### Excerpted data
►
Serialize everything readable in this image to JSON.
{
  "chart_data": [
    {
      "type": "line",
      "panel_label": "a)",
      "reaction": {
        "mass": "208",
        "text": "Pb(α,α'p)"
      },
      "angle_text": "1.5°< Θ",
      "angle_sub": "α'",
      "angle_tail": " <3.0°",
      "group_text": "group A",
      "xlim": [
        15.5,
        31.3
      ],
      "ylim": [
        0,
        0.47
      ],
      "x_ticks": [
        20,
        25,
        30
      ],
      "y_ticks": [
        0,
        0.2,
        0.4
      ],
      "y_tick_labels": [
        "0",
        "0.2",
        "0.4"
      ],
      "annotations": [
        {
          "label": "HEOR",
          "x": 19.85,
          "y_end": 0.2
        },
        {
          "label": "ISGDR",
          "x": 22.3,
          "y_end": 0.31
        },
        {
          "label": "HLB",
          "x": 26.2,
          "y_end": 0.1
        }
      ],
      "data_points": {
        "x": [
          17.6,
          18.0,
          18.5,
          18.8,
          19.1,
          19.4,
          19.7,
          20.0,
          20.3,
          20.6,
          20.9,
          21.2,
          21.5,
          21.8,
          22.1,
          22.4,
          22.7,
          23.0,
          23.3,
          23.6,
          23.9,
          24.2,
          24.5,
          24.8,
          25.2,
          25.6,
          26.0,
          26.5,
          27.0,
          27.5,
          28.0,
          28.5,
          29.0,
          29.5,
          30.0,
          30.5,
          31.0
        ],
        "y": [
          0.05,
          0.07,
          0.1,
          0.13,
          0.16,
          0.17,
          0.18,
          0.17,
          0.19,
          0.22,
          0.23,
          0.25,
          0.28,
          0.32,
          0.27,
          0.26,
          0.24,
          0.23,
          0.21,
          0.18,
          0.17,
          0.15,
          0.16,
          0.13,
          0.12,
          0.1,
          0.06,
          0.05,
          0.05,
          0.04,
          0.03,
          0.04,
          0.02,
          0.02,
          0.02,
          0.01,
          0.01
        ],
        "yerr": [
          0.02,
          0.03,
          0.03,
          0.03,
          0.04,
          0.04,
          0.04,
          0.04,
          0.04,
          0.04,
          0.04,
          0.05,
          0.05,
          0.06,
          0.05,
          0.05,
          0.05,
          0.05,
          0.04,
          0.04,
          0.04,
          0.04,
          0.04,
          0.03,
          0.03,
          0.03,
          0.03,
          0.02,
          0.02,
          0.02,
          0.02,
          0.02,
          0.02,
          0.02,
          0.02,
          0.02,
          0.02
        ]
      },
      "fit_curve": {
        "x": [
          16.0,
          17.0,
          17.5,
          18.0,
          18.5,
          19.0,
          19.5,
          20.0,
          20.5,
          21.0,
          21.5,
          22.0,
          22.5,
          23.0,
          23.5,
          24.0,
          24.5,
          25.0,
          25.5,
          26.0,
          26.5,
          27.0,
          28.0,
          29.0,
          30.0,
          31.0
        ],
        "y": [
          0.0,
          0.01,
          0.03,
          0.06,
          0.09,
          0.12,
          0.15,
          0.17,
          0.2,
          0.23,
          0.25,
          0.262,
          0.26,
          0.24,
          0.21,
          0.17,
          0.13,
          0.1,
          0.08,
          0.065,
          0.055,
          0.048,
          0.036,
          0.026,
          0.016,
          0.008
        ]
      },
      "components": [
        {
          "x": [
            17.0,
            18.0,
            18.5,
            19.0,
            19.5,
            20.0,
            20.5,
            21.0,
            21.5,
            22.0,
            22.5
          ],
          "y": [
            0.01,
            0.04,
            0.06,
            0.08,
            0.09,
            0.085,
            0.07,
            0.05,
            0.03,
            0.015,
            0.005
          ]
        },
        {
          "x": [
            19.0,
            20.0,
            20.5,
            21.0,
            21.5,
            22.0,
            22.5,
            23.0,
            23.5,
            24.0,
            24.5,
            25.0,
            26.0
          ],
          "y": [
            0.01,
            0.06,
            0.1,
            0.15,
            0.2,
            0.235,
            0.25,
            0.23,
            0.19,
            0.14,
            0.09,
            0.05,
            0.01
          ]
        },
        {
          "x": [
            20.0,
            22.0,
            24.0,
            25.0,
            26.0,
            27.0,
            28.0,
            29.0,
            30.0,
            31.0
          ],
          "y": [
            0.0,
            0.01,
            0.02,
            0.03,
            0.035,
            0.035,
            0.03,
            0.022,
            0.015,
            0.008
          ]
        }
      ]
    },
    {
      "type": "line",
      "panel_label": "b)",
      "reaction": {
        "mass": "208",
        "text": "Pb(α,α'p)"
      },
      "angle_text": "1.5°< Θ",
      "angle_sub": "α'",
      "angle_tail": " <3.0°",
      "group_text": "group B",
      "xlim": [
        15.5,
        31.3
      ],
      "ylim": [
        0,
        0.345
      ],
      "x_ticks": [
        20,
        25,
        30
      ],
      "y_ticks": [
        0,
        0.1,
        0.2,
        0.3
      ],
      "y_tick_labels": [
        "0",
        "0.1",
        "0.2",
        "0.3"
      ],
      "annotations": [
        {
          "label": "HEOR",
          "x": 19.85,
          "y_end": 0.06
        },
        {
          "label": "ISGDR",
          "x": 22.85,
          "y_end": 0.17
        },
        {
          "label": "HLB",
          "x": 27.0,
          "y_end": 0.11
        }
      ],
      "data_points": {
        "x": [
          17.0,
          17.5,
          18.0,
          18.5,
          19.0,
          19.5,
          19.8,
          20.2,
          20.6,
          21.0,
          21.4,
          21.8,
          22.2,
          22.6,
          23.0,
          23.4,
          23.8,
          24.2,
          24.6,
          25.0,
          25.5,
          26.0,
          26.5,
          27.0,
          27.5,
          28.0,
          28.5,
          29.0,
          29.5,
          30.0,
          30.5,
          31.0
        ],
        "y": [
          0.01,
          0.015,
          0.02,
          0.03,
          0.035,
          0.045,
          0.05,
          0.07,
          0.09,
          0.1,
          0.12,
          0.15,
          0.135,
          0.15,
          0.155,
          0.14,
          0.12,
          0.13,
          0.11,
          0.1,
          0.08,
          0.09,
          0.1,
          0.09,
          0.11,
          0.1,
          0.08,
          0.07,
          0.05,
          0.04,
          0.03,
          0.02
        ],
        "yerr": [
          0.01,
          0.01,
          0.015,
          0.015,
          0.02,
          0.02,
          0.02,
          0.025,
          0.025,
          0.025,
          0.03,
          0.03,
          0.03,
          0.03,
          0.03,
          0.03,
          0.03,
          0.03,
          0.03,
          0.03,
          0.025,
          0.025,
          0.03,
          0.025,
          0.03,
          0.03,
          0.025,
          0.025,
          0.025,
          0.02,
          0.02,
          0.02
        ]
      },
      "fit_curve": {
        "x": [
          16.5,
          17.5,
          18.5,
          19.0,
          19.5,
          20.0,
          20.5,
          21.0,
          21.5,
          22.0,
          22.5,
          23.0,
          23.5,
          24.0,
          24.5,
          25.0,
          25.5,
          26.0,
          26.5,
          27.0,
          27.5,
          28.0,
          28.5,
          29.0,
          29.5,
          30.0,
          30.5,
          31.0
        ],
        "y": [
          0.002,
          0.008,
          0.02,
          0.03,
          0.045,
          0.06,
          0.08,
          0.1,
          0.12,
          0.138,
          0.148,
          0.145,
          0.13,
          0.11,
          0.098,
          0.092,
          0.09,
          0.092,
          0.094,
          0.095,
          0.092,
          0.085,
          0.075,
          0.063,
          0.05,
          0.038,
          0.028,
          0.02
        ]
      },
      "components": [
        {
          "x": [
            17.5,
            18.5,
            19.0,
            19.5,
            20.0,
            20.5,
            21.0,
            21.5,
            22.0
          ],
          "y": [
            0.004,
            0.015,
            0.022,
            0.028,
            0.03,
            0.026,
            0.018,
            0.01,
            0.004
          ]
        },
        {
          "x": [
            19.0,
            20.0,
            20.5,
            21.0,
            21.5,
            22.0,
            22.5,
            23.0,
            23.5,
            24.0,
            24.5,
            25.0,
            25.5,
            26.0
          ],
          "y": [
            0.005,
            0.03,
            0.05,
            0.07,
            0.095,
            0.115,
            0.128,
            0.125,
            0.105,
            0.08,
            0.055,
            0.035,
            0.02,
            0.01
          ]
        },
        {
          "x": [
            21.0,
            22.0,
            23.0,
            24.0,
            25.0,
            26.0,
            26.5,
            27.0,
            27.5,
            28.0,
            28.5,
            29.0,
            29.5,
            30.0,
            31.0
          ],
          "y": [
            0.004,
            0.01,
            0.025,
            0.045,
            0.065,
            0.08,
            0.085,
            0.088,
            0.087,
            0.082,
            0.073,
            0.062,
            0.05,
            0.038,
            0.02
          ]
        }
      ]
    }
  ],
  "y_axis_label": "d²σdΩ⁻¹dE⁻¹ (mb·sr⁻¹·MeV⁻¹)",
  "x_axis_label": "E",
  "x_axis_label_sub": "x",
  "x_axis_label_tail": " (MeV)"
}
◄
### Exercise objective
Go through the records and copy each line with "group" in it.

### Exercise response
      "group_text": "group A",
      "group_text": "group B",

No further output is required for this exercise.